Job: Scan the material below for the string "Total", and copy every line where it shows up.

-- BEGIN --

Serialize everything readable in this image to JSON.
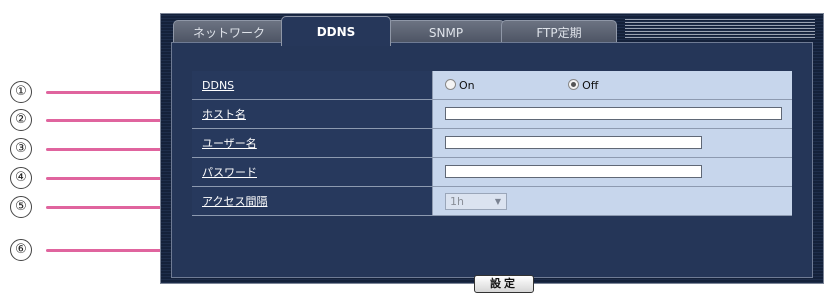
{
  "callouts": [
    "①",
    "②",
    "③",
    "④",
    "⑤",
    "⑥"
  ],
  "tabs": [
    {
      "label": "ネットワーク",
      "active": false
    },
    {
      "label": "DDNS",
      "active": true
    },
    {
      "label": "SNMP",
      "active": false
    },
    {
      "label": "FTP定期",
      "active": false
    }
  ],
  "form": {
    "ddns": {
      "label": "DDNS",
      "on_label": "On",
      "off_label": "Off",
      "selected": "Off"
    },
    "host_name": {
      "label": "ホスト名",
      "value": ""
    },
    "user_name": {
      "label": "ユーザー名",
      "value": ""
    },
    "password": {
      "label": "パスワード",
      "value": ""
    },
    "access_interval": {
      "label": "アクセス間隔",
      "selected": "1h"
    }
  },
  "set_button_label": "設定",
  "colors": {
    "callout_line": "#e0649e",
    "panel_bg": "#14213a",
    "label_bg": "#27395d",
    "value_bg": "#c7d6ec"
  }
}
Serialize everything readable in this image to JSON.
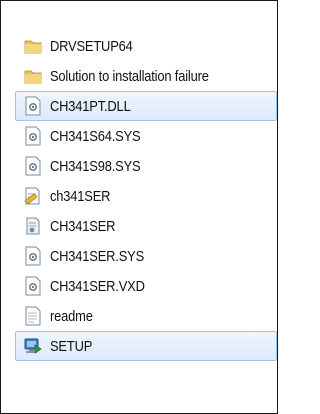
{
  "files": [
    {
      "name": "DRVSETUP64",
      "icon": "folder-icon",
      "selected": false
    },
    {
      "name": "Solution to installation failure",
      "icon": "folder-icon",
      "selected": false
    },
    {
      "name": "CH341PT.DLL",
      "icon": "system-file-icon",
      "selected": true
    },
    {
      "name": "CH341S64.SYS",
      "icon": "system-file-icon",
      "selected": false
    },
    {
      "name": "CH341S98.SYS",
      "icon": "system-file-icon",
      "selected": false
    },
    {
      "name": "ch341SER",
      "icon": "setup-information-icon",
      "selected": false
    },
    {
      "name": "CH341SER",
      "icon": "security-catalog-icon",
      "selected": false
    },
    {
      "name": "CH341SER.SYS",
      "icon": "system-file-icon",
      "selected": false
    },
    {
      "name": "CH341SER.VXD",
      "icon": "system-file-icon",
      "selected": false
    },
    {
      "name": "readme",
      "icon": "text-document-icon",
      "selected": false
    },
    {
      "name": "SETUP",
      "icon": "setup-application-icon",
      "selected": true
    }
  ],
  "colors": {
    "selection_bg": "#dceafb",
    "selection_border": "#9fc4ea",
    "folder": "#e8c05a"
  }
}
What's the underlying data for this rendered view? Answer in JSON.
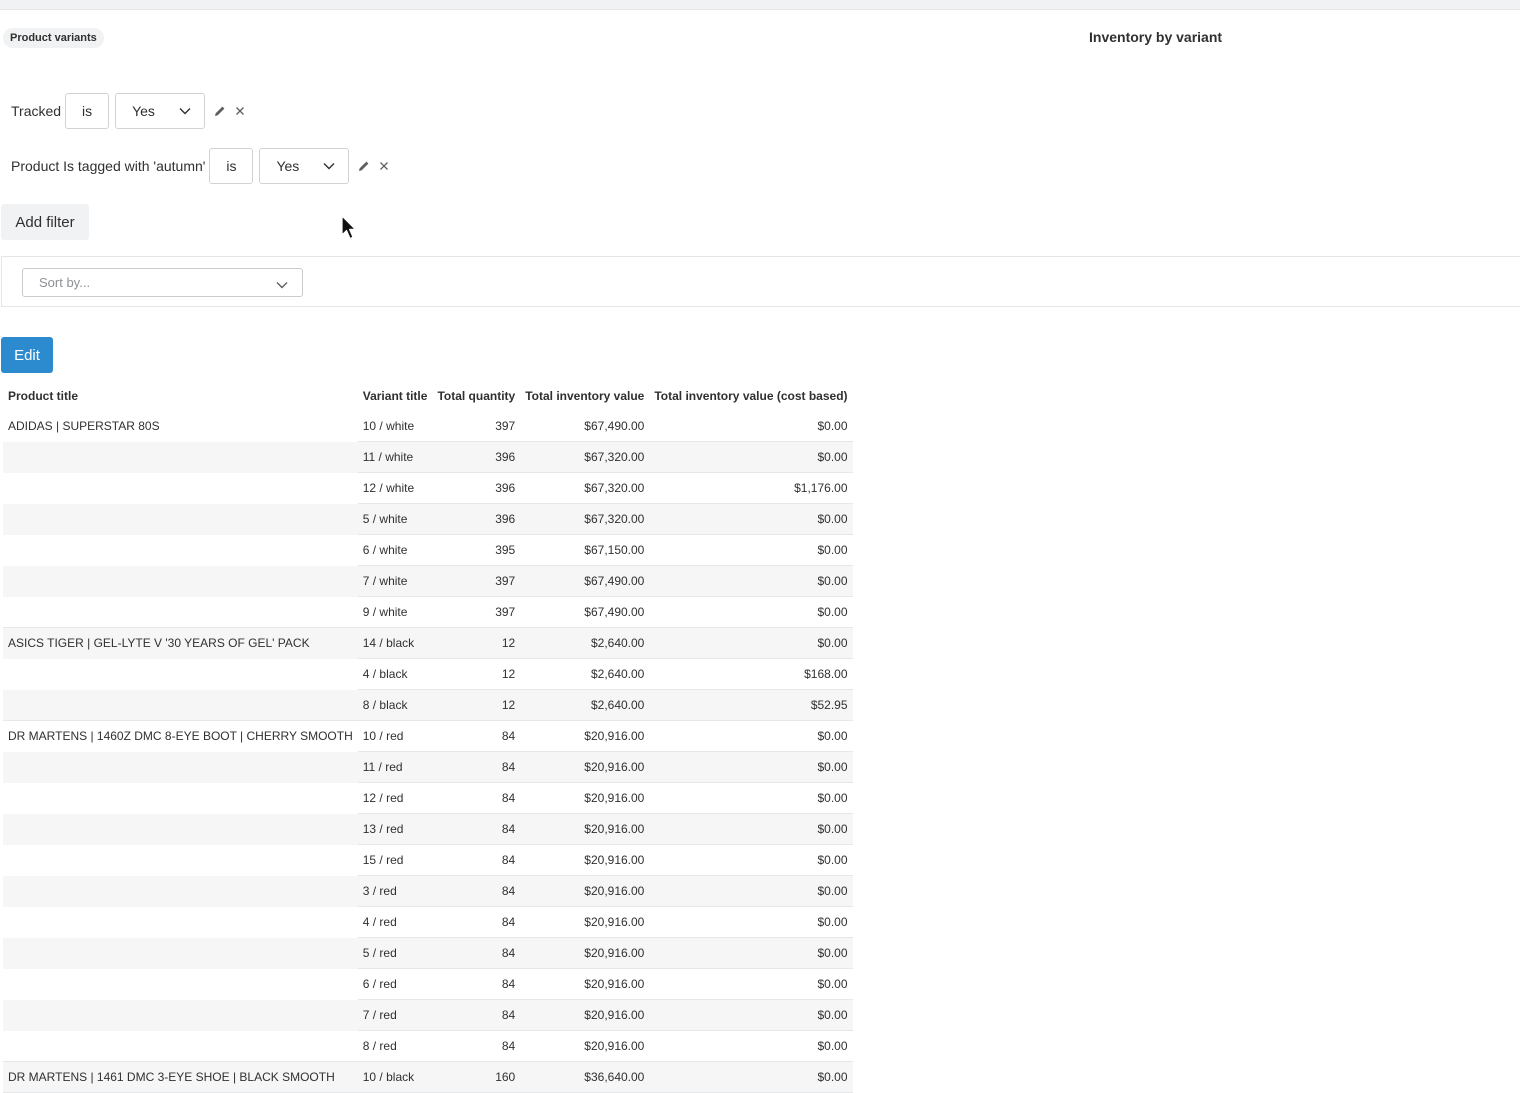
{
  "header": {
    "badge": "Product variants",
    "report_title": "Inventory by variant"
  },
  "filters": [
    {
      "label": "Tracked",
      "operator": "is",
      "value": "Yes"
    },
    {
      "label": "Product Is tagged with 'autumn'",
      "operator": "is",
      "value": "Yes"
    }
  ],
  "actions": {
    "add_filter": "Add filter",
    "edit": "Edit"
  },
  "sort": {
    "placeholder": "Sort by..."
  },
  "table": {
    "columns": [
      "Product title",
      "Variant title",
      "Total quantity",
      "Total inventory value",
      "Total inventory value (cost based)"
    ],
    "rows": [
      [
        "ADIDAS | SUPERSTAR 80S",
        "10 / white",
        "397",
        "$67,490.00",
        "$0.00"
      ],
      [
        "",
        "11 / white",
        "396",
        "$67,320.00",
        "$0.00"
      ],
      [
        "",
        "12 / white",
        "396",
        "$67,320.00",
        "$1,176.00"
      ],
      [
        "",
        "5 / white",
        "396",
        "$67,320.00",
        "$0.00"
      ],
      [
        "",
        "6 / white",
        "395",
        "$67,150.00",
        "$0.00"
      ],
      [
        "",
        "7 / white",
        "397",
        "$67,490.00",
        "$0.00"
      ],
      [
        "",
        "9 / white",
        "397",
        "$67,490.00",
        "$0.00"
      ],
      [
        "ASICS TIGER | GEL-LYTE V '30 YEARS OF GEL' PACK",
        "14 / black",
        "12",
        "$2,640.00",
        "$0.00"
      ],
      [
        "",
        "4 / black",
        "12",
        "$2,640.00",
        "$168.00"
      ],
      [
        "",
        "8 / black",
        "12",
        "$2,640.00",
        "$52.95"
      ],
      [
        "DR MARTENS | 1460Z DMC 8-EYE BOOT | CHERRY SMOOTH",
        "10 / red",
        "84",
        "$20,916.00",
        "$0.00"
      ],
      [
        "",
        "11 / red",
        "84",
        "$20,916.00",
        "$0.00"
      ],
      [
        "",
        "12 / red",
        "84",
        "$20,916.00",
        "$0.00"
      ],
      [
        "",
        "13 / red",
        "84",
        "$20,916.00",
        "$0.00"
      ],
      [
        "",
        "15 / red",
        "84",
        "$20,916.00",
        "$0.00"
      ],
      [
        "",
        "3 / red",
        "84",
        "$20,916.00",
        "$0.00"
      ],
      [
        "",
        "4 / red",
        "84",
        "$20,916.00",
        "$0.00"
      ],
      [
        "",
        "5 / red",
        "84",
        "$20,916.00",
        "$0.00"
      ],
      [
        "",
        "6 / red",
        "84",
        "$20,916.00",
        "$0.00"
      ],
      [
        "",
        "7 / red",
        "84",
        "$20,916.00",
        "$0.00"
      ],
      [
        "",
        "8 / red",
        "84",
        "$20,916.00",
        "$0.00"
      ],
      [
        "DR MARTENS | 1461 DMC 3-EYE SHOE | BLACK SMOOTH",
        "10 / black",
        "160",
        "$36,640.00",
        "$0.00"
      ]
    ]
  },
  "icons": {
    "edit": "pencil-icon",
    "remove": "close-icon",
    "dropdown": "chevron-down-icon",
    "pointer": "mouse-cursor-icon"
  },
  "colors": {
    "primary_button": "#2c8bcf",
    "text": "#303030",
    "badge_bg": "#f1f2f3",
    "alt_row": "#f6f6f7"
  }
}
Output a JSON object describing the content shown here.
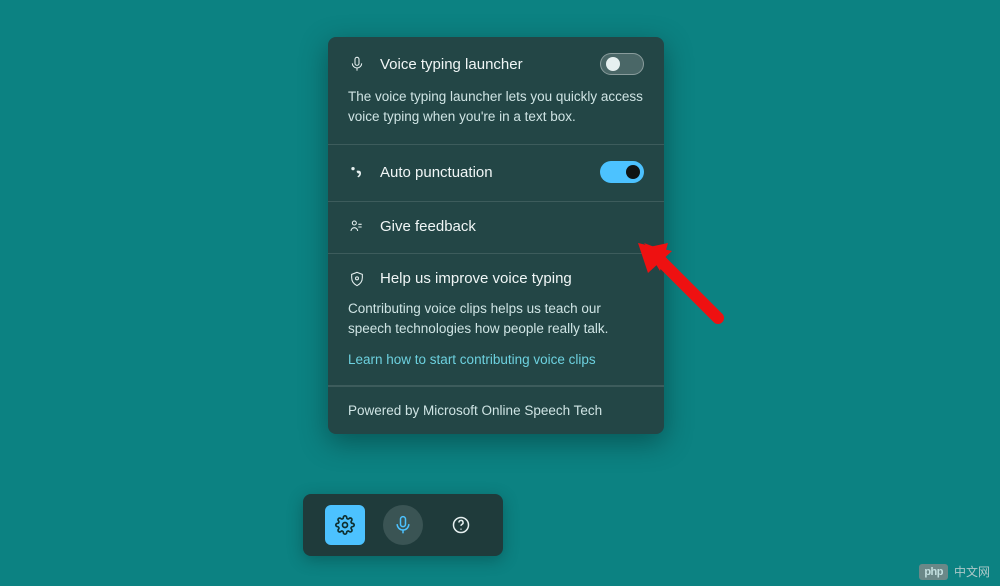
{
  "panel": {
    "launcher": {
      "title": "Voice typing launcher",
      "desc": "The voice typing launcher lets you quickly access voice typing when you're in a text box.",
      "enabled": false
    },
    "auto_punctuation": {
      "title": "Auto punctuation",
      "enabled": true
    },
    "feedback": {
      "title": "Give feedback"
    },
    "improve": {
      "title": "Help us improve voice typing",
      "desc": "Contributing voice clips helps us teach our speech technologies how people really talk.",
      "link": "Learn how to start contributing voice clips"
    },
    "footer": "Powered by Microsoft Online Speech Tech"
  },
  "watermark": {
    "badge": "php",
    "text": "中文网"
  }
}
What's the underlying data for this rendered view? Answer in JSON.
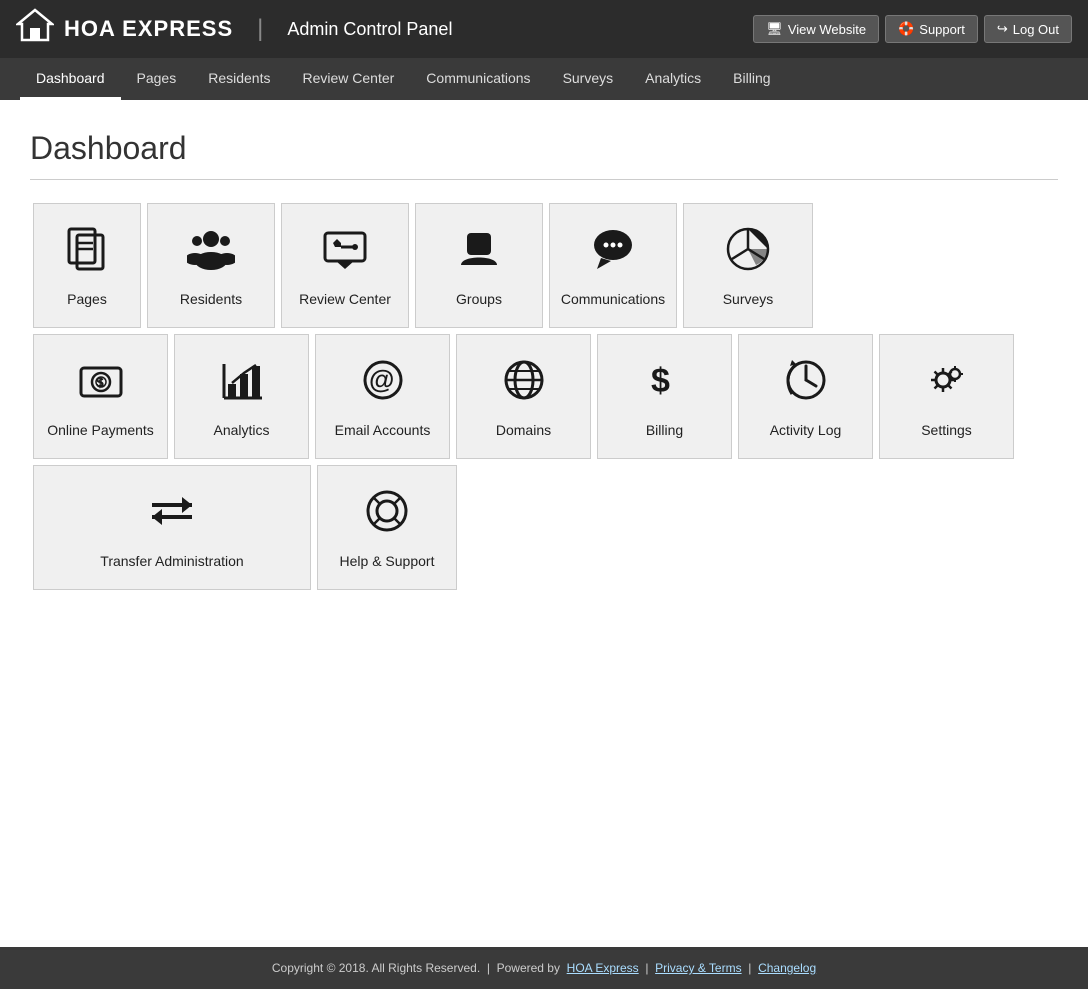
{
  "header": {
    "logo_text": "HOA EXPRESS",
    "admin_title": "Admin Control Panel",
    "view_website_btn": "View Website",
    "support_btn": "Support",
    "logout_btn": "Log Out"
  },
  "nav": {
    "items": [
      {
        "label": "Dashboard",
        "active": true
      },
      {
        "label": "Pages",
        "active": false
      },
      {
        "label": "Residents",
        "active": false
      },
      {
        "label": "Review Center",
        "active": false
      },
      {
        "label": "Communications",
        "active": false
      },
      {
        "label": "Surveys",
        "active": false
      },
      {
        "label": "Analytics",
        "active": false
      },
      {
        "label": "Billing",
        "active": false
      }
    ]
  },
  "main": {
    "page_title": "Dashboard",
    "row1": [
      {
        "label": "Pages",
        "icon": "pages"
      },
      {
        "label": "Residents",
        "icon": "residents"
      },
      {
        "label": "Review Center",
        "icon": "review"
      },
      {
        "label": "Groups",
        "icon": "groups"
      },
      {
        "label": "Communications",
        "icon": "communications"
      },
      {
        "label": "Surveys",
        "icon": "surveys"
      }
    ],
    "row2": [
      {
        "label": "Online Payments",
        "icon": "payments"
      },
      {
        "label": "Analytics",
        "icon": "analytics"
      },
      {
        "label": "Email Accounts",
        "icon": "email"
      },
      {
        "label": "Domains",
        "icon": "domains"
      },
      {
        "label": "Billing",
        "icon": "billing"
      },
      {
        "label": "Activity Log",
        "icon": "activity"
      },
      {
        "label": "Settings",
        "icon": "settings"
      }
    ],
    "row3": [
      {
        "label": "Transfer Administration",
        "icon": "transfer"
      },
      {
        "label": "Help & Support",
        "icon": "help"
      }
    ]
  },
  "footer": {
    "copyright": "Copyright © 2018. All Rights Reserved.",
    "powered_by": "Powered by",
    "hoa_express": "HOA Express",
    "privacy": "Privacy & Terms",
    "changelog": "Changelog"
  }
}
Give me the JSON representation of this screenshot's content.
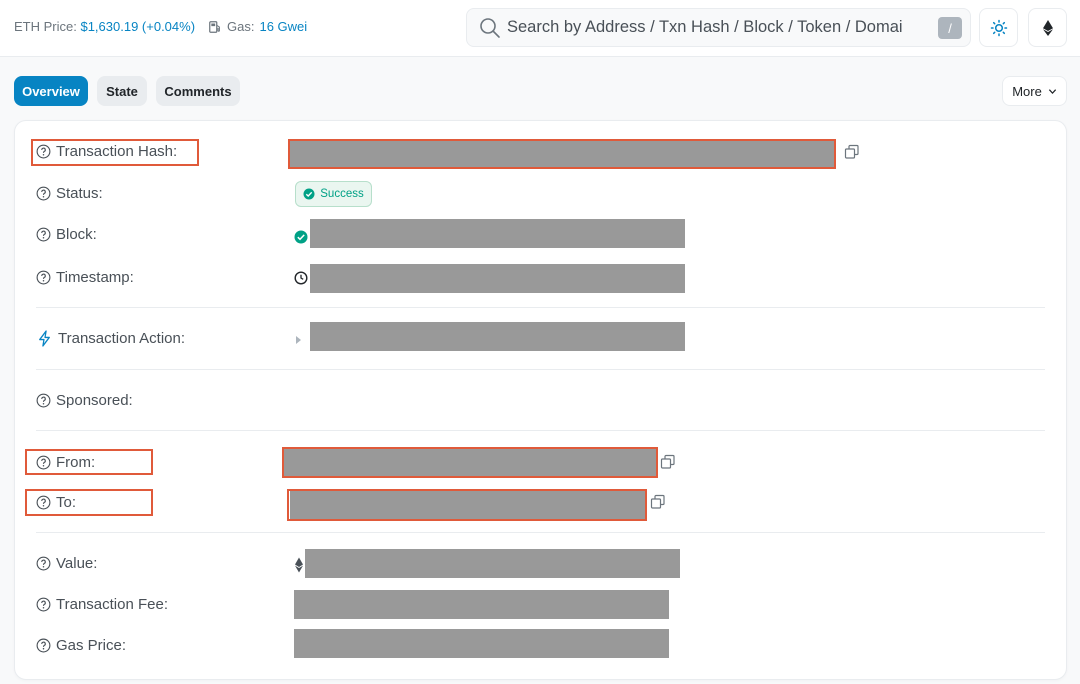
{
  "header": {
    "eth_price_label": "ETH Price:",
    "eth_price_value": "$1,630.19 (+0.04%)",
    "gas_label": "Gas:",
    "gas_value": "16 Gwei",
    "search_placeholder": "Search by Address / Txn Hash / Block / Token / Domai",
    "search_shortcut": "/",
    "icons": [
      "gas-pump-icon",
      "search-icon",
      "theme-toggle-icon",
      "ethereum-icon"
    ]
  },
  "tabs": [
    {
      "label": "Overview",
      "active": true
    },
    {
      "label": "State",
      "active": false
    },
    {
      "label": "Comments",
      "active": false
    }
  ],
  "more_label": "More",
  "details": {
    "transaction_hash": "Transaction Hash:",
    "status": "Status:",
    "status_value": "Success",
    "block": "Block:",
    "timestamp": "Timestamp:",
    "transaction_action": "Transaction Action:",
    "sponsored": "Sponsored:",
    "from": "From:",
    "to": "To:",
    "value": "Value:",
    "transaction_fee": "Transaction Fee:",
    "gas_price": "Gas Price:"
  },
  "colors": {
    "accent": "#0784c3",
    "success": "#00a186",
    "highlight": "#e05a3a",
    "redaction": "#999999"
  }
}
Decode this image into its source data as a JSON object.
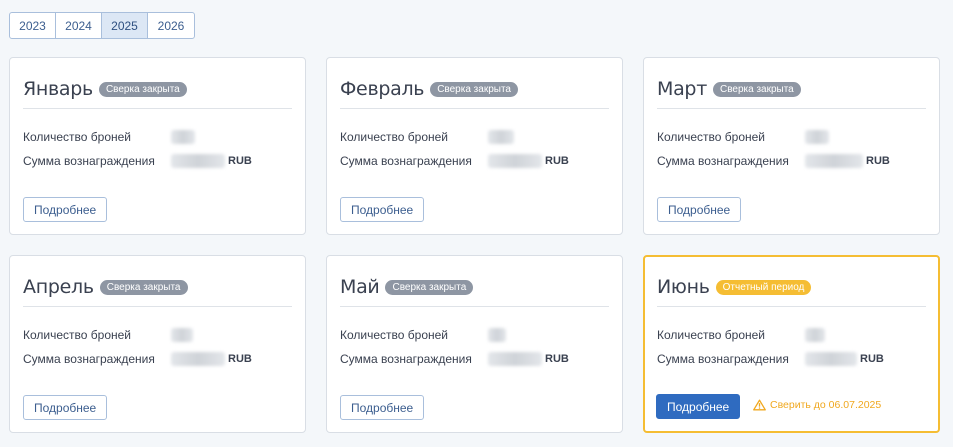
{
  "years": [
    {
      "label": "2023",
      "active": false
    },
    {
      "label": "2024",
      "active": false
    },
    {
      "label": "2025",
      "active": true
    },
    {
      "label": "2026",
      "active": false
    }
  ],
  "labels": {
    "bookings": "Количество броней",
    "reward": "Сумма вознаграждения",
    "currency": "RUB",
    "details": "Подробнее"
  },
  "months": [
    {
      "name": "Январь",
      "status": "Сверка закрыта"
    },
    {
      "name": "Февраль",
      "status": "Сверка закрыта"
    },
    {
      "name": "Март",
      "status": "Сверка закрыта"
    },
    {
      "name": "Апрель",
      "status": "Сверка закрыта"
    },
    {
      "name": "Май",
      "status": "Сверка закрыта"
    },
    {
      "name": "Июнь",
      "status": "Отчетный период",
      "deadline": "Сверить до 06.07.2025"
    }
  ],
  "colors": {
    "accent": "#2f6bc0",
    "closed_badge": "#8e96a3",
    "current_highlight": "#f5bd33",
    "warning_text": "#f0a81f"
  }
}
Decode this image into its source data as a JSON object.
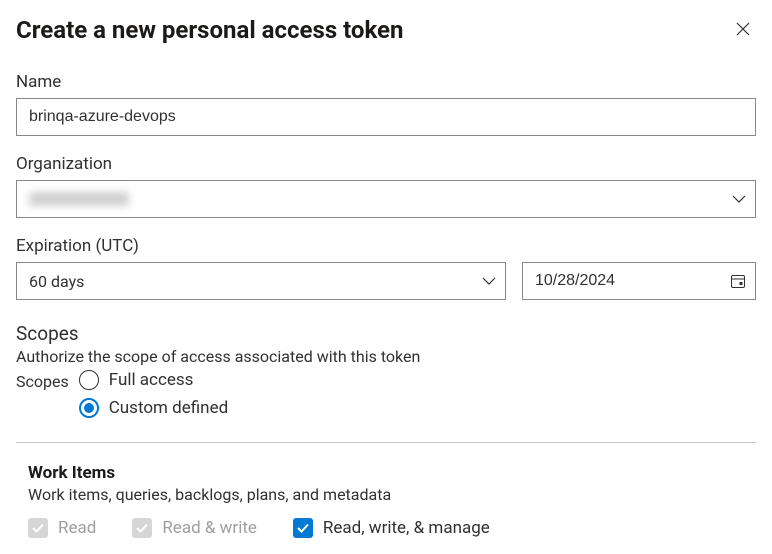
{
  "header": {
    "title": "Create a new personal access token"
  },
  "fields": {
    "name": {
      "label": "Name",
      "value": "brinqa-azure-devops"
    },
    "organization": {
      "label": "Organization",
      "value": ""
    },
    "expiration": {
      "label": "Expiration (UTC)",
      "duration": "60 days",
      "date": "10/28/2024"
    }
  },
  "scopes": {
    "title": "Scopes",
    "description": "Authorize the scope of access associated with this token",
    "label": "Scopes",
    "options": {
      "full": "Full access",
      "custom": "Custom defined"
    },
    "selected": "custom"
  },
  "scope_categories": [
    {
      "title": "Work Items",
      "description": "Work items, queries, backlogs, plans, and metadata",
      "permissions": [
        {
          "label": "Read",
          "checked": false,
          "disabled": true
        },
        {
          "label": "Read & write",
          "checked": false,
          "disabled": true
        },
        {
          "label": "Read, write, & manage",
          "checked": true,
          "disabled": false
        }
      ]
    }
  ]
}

-- END --

Solved problem:
      "Total quantity",
      "Total inventory value",
      "Total inventory value (cost based)"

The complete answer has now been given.